| Task goal |
Go through the material and write it all out exactly, minus the pictures.
__________________________________________________
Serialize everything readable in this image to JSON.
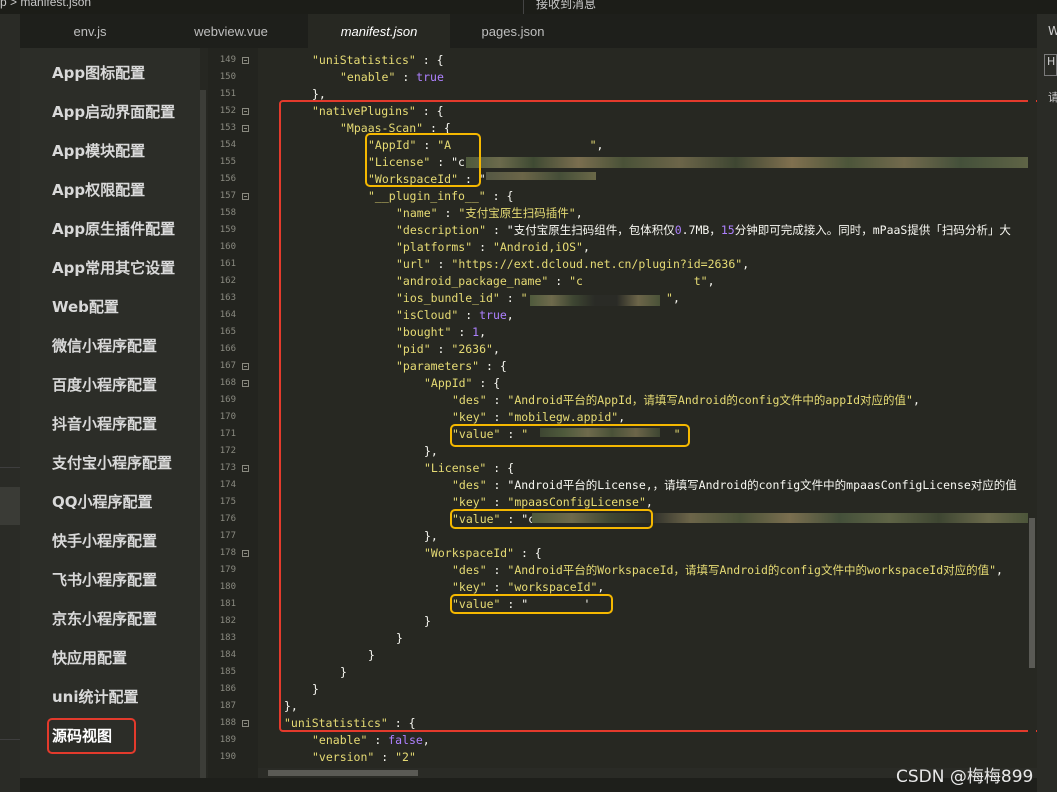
{
  "breadcrumb": "p > manifest.json",
  "notification": "接收到消息",
  "tabs": [
    {
      "label": "env.js"
    },
    {
      "label": "webview.vue"
    },
    {
      "label": "manifest.json"
    },
    {
      "label": "pages.json"
    }
  ],
  "nav": [
    {
      "label": "App图标配置"
    },
    {
      "label": "App启动界面配置"
    },
    {
      "label": "App模块配置"
    },
    {
      "label": "App权限配置"
    },
    {
      "label": "App原生插件配置"
    },
    {
      "label": "App常用其它设置"
    },
    {
      "label": "Web配置"
    },
    {
      "label": "微信小程序配置"
    },
    {
      "label": "百度小程序配置"
    },
    {
      "label": "抖音小程序配置"
    },
    {
      "label": "支付宝小程序配置"
    },
    {
      "label": "QQ小程序配置"
    },
    {
      "label": "快手小程序配置"
    },
    {
      "label": "飞书小程序配置"
    },
    {
      "label": "京东小程序配置"
    },
    {
      "label": "快应用配置"
    },
    {
      "label": "uni统计配置"
    },
    {
      "label": "源码视图"
    }
  ],
  "line_numbers": [
    "149",
    "150",
    "151",
    "152",
    "153",
    "154",
    "155",
    "156",
    "157",
    "158",
    "159",
    "160",
    "161",
    "162",
    "163",
    "164",
    "165",
    "166",
    "167",
    "168",
    "169",
    "170",
    "171",
    "172",
    "173",
    "174",
    "175",
    "176",
    "177",
    "178",
    "179",
    "180",
    "181",
    "182",
    "183",
    "184",
    "185",
    "186",
    "187",
    "188",
    "189",
    "190"
  ],
  "code": {
    "l149": "\"uniStatistics\" : {",
    "l150": "\"enable\" : true",
    "l151": "},",
    "l152": "\"nativePlugins\" : {",
    "l153": "\"Mpaas-Scan\" : {",
    "l154": "\"AppId\" : \"A                    \",",
    "l155": "\"License\" : \"c",
    "l156": "\"WorkspaceId\" : \"",
    "l157": "\"__plugin_info__\" : {",
    "l158": "\"name\" : \"支付宝原生扫码插件\",",
    "l159": "\"description\" : \"支付宝原生扫码组件，包体积仅0.7MB，15分钟即可完成接入。同时，mPaaS提供「扫码分析」大",
    "l160": "\"platforms\" : \"Android,iOS\",",
    "l161": "\"url\" : \"https://ext.dcloud.net.cn/plugin?id=2636\",",
    "l162": "\"android_package_name\" : \"c                t\",",
    "l163": "\"ios_bundle_id\" : \"                    \",",
    "l164": "\"isCloud\" : true,",
    "l165": "\"bought\" : 1,",
    "l166": "\"pid\" : \"2636\",",
    "l167": "\"parameters\" : {",
    "l168": "\"AppId\" : {",
    "l169": "\"des\" : \"Android平台的AppId，请填写Android的config文件中的appId对应的值\",",
    "l170": "\"key\" : \"mobilegw.appid\",",
    "l171": "\"value\" : \"                     \"",
    "l172": "},",
    "l173": "\"License\" : {",
    "l174": "\"des\" : \"Android平台的License,，请填写Android的config文件中的mpaasConfigLicense对应的值",
    "l175": "\"key\" : \"mpaasConfigLicense\",",
    "l176": "\"value\" : \"c",
    "l177": "},",
    "l178": "\"WorkspaceId\" : {",
    "l179": "\"des\" : \"Android平台的WorkspaceId，请填写Android的config文件中的workspaceId对应的值\",",
    "l180": "\"key\" : \"workspaceId\",",
    "l181": "\"value\" : \"        '",
    "l182": "}",
    "l183": "}",
    "l184": "}",
    "l185": "}",
    "l186": "}",
    "l187": "},",
    "l188": "\"uniStatistics\" : {",
    "l189": "\"enable\" : false,",
    "l190": "\"version\" : \"2\""
  },
  "right_panel": {
    "title": "W",
    "input": "H",
    "label": "请"
  },
  "watermark": "CSDN @梅梅899"
}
__________________________________________________
| Task answer |
Serialize everything readable in this image to JSON.
{
  "breadcrumb": "p > manifest.json",
  "notification": "接收到消息",
  "tabs": [
    {
      "label": "env.js"
    },
    {
      "label": "webview.vue"
    },
    {
      "label": "manifest.json"
    },
    {
      "label": "pages.json"
    }
  ],
  "nav": [
    {
      "label": "App图标配置"
    },
    {
      "label": "App启动界面配置"
    },
    {
      "label": "App模块配置"
    },
    {
      "label": "App权限配置"
    },
    {
      "label": "App原生插件配置"
    },
    {
      "label": "App常用其它设置"
    },
    {
      "label": "Web配置"
    },
    {
      "label": "微信小程序配置"
    },
    {
      "label": "百度小程序配置"
    },
    {
      "label": "抖音小程序配置"
    },
    {
      "label": "支付宝小程序配置"
    },
    {
      "label": "QQ小程序配置"
    },
    {
      "label": "快手小程序配置"
    },
    {
      "label": "飞书小程序配置"
    },
    {
      "label": "京东小程序配置"
    },
    {
      "label": "快应用配置"
    },
    {
      "label": "uni统计配置"
    },
    {
      "label": "源码视图"
    }
  ],
  "line_numbers": [
    "149",
    "150",
    "151",
    "152",
    "153",
    "154",
    "155",
    "156",
    "157",
    "158",
    "159",
    "160",
    "161",
    "162",
    "163",
    "164",
    "165",
    "166",
    "167",
    "168",
    "169",
    "170",
    "171",
    "172",
    "173",
    "174",
    "175",
    "176",
    "177",
    "178",
    "179",
    "180",
    "181",
    "182",
    "183",
    "184",
    "185",
    "186",
    "187",
    "188",
    "189",
    "190"
  ],
  "code": {
    "l149": "\"uniStatistics\" : {",
    "l150": "\"enable\" : true",
    "l151": "},",
    "l152": "\"nativePlugins\" : {",
    "l153": "\"Mpaas-Scan\" : {",
    "l154": "\"AppId\" : \"A                    \",",
    "l155": "\"License\" : \"c",
    "l156": "\"WorkspaceId\" : \"",
    "l157": "\"__plugin_info__\" : {",
    "l158": "\"name\" : \"支付宝原生扫码插件\",",
    "l159": "\"description\" : \"支付宝原生扫码组件，包体积仅0.7MB，15分钟即可完成接入。同时，mPaaS提供「扫码分析」大",
    "l160": "\"platforms\" : \"Android,iOS\",",
    "l161": "\"url\" : \"https://ext.dcloud.net.cn/plugin?id=2636\",",
    "l162": "\"android_package_name\" : \"c                t\",",
    "l163": "\"ios_bundle_id\" : \"                    \",",
    "l164": "\"isCloud\" : true,",
    "l165": "\"bought\" : 1,",
    "l166": "\"pid\" : \"2636\",",
    "l167": "\"parameters\" : {",
    "l168": "\"AppId\" : {",
    "l169": "\"des\" : \"Android平台的AppId，请填写Android的config文件中的appId对应的值\",",
    "l170": "\"key\" : \"mobilegw.appid\",",
    "l171": "\"value\" : \"                     \"",
    "l172": "},",
    "l173": "\"License\" : {",
    "l174": "\"des\" : \"Android平台的License,，请填写Android的config文件中的mpaasConfigLicense对应的值",
    "l175": "\"key\" : \"mpaasConfigLicense\",",
    "l176": "\"value\" : \"c",
    "l177": "},",
    "l178": "\"WorkspaceId\" : {",
    "l179": "\"des\" : \"Android平台的WorkspaceId，请填写Android的config文件中的workspaceId对应的值\",",
    "l180": "\"key\" : \"workspaceId\",",
    "l181": "\"value\" : \"        '",
    "l182": "}",
    "l183": "}",
    "l184": "}",
    "l185": "}",
    "l186": "}",
    "l187": "},",
    "l188": "\"uniStatistics\" : {",
    "l189": "\"enable\" : false,",
    "l190": "\"version\" : \"2\""
  },
  "right_panel": {
    "title": "W",
    "input": "H",
    "label": "请"
  },
  "watermark": "CSDN @梅梅899"
}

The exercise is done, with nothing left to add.